_EXERCISE DIRECTIONS_: Count the lines below that contain the word "image" and give only that number.

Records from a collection
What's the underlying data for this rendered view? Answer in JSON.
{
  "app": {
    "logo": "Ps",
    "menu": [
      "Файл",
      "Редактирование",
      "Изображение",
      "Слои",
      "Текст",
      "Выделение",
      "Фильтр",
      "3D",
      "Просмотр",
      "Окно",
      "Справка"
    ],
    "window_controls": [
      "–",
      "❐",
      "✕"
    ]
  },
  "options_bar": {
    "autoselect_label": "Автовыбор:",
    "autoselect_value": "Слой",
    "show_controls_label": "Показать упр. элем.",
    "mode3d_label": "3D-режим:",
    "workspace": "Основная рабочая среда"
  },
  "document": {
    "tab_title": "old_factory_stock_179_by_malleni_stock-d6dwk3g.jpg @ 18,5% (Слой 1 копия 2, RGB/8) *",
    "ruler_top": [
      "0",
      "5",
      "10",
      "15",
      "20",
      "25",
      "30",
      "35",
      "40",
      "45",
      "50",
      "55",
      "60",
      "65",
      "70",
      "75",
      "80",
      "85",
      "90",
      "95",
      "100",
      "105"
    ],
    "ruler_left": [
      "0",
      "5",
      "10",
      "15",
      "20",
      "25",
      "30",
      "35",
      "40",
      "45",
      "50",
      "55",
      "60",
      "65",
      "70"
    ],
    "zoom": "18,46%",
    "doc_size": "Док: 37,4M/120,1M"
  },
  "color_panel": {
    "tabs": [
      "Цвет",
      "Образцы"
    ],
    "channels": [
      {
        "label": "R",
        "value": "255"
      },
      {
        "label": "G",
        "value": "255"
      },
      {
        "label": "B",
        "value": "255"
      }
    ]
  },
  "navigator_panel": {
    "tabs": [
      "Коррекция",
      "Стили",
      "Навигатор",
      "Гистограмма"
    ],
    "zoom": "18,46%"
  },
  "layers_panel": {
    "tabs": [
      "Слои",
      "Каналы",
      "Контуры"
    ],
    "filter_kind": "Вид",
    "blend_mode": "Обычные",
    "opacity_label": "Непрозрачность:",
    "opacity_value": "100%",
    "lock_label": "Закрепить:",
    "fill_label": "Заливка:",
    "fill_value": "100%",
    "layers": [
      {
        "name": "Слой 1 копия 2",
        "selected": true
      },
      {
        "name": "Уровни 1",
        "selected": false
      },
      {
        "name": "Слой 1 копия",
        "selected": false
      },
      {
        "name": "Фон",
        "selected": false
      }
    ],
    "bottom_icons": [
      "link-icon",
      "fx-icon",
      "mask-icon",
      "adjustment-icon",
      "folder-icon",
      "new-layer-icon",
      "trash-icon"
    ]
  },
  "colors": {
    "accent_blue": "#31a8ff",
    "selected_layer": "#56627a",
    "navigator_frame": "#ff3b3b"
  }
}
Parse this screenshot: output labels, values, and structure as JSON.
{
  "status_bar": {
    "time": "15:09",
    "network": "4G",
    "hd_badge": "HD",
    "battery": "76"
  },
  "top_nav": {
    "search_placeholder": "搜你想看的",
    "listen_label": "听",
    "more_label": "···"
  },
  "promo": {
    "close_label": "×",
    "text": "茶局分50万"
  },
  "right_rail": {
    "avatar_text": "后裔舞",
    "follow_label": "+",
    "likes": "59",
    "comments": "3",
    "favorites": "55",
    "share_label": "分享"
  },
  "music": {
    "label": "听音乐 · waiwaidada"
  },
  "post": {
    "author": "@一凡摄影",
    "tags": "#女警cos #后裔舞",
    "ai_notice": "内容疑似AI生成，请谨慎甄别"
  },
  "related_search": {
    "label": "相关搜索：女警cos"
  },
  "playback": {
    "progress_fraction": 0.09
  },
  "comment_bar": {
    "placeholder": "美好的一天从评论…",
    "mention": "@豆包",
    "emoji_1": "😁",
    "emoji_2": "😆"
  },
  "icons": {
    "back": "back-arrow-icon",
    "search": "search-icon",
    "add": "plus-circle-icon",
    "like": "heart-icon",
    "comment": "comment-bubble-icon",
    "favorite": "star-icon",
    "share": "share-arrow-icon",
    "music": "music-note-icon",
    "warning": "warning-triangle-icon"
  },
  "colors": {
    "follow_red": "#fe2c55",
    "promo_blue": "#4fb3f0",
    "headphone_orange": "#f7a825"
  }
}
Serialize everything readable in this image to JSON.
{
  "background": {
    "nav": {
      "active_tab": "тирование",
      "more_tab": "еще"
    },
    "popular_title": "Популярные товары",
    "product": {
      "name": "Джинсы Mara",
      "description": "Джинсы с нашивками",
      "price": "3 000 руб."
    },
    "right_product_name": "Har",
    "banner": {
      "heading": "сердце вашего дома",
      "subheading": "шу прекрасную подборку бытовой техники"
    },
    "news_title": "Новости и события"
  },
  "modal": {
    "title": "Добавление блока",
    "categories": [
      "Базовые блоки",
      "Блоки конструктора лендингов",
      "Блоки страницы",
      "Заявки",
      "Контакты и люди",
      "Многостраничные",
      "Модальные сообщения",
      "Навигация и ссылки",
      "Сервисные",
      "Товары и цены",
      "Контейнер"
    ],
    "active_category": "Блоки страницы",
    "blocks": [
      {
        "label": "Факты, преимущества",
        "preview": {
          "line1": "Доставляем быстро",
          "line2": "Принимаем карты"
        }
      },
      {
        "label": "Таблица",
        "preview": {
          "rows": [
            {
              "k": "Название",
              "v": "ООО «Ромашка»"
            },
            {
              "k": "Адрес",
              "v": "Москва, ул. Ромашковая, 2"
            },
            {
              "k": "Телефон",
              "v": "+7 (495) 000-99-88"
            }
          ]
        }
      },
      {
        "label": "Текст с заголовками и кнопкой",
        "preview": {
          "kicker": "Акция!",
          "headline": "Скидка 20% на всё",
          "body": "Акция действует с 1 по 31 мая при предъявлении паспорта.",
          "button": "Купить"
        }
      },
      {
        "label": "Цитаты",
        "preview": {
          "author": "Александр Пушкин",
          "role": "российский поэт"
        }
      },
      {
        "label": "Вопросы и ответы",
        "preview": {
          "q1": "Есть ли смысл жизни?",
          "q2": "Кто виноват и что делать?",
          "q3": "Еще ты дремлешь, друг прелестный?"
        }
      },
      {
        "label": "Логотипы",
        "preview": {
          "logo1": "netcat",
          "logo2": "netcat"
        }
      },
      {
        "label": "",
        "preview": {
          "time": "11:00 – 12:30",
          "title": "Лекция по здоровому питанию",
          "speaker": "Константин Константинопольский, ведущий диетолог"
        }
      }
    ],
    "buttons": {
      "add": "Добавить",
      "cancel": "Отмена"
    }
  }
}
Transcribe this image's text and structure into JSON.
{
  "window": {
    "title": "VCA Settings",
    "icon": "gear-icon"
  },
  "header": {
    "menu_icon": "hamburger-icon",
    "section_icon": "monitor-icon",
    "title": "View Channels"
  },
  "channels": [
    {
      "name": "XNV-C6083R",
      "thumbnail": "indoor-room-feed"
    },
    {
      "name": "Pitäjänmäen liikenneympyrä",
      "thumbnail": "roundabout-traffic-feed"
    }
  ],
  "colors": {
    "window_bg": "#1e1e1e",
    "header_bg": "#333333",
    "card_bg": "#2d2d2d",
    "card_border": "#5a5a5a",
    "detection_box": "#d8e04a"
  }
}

_REPLY TO THE TASK_: 2